[Data excerpts]
╭──

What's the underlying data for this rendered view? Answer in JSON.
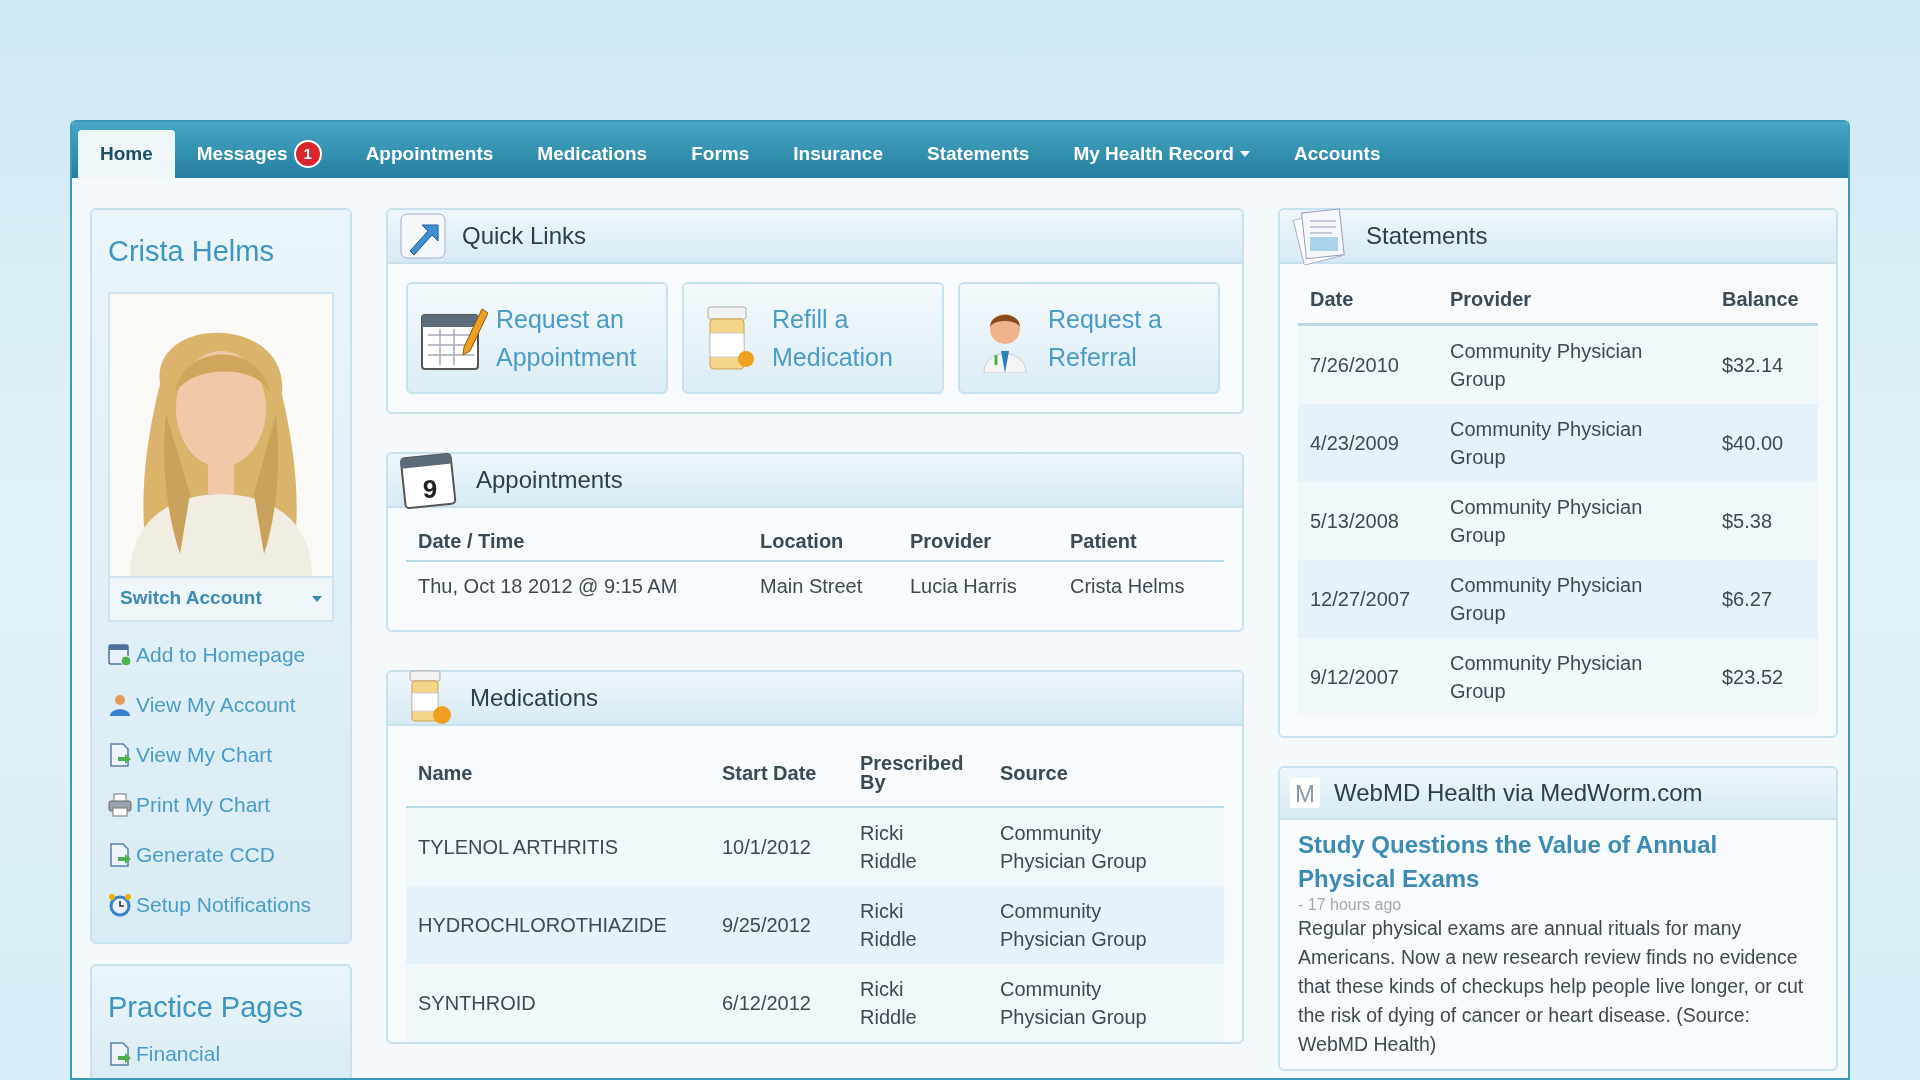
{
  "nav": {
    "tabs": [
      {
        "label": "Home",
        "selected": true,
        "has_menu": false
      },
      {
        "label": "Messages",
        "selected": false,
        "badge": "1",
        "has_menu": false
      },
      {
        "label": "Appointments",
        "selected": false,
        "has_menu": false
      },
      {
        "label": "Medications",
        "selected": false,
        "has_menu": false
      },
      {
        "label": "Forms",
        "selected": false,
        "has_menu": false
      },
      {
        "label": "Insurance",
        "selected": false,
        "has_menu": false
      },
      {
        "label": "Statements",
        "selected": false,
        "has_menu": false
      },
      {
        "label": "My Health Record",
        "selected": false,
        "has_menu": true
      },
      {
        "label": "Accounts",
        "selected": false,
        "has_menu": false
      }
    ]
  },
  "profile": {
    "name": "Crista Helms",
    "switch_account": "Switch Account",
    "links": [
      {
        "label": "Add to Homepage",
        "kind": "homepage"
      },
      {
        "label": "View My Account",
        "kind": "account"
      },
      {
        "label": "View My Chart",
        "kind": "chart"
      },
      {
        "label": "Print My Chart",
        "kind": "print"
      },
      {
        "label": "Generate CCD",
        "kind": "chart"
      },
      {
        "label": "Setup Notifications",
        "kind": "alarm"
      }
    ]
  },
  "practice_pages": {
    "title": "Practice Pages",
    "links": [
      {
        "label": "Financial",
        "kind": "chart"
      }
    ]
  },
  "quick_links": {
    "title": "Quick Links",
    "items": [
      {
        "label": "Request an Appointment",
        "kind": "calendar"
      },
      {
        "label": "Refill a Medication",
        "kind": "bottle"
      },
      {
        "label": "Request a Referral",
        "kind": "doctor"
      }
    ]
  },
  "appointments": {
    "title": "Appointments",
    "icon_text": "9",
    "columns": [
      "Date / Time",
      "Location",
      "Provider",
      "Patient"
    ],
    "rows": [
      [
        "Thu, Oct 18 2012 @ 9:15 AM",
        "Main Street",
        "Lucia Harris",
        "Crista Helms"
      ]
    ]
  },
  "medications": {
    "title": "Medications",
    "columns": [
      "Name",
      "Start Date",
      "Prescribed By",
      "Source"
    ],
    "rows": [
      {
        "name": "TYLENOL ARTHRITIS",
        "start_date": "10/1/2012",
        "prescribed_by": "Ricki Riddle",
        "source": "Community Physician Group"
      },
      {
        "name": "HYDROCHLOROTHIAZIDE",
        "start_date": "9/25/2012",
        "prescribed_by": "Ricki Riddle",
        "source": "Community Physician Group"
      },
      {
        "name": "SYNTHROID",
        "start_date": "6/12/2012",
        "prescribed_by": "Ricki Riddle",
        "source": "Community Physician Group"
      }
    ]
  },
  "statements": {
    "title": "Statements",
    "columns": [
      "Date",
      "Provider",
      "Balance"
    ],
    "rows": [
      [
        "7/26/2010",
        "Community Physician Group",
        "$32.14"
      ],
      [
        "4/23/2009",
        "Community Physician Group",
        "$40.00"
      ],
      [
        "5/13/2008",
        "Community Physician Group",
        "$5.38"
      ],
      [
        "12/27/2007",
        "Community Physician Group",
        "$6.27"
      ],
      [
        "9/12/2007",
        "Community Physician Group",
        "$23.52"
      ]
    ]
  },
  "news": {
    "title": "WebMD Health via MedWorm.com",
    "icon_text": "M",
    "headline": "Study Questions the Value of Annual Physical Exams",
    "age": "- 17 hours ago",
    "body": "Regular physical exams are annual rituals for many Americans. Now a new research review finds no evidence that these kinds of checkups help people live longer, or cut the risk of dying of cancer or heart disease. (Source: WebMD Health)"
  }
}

╰──

◆ PROBLEM REQUIREMENTS
Pictures don't belong in the copy. Transcribe every record exactly as it appears.

◆ TASK RESULT
What's the underlying data for this rendered view? Answer in JSON.
{
  "nav": {
    "tabs": [
      {
        "label": "Home",
        "selected": true,
        "has_menu": false
      },
      {
        "label": "Messages",
        "selected": false,
        "badge": "1",
        "has_menu": false
      },
      {
        "label": "Appointments",
        "selected": false,
        "has_menu": false
      },
      {
        "label": "Medications",
        "selected": false,
        "has_menu": false
      },
      {
        "label": "Forms",
        "selected": false,
        "has_menu": false
      },
      {
        "label": "Insurance",
        "selected": false,
        "has_menu": false
      },
      {
        "label": "Statements",
        "selected": false,
        "has_menu": false
      },
      {
        "label": "My Health Record",
        "selected": false,
        "has_menu": true
      },
      {
        "label": "Accounts",
        "selected": false,
        "has_menu": false
      }
    ]
  },
  "profile": {
    "name": "Crista Helms",
    "switch_account": "Switch Account",
    "links": [
      {
        "label": "Add to Homepage",
        "kind": "homepage"
      },
      {
        "label": "View My Account",
        "kind": "account"
      },
      {
        "label": "View My Chart",
        "kind": "chart"
      },
      {
        "label": "Print My Chart",
        "kind": "print"
      },
      {
        "label": "Generate CCD",
        "kind": "chart"
      },
      {
        "label": "Setup Notifications",
        "kind": "alarm"
      }
    ]
  },
  "practice_pages": {
    "title": "Practice Pages",
    "links": [
      {
        "label": "Financial",
        "kind": "chart"
      }
    ]
  },
  "quick_links": {
    "title": "Quick Links",
    "items": [
      {
        "label": "Request an Appointment",
        "kind": "calendar"
      },
      {
        "label": "Refill a Medication",
        "kind": "bottle"
      },
      {
        "label": "Request a Referral",
        "kind": "doctor"
      }
    ]
  },
  "appointments": {
    "title": "Appointments",
    "icon_text": "9",
    "columns": [
      "Date / Time",
      "Location",
      "Provider",
      "Patient"
    ],
    "rows": [
      [
        "Thu, Oct 18 2012 @ 9:15 AM",
        "Main Street",
        "Lucia Harris",
        "Crista Helms"
      ]
    ]
  },
  "medications": {
    "title": "Medications",
    "columns": [
      "Name",
      "Start Date",
      "Prescribed By",
      "Source"
    ],
    "rows": [
      {
        "name": "TYLENOL ARTHRITIS",
        "start_date": "10/1/2012",
        "prescribed_by": "Ricki Riddle",
        "source": "Community Physician Group"
      },
      {
        "name": "HYDROCHLOROTHIAZIDE",
        "start_date": "9/25/2012",
        "prescribed_by": "Ricki Riddle",
        "source": "Community Physician Group"
      },
      {
        "name": "SYNTHROID",
        "start_date": "6/12/2012",
        "prescribed_by": "Ricki Riddle",
        "source": "Community Physician Group"
      }
    ]
  },
  "statements": {
    "title": "Statements",
    "columns": [
      "Date",
      "Provider",
      "Balance"
    ],
    "rows": [
      [
        "7/26/2010",
        "Community Physician Group",
        "$32.14"
      ],
      [
        "4/23/2009",
        "Community Physician Group",
        "$40.00"
      ],
      [
        "5/13/2008",
        "Community Physician Group",
        "$5.38"
      ],
      [
        "12/27/2007",
        "Community Physician Group",
        "$6.27"
      ],
      [
        "9/12/2007",
        "Community Physician Group",
        "$23.52"
      ]
    ]
  },
  "news": {
    "title": "WebMD Health via MedWorm.com",
    "icon_text": "M",
    "headline": "Study Questions the Value of Annual Physical Exams",
    "age": "- 17 hours ago",
    "body": "Regular physical exams are annual rituals for many Americans. Now a new research review finds no evidence that these kinds of checkups help people live longer, or cut the risk of dying of cancer or heart disease. (Source: WebMD Health)"
  }
}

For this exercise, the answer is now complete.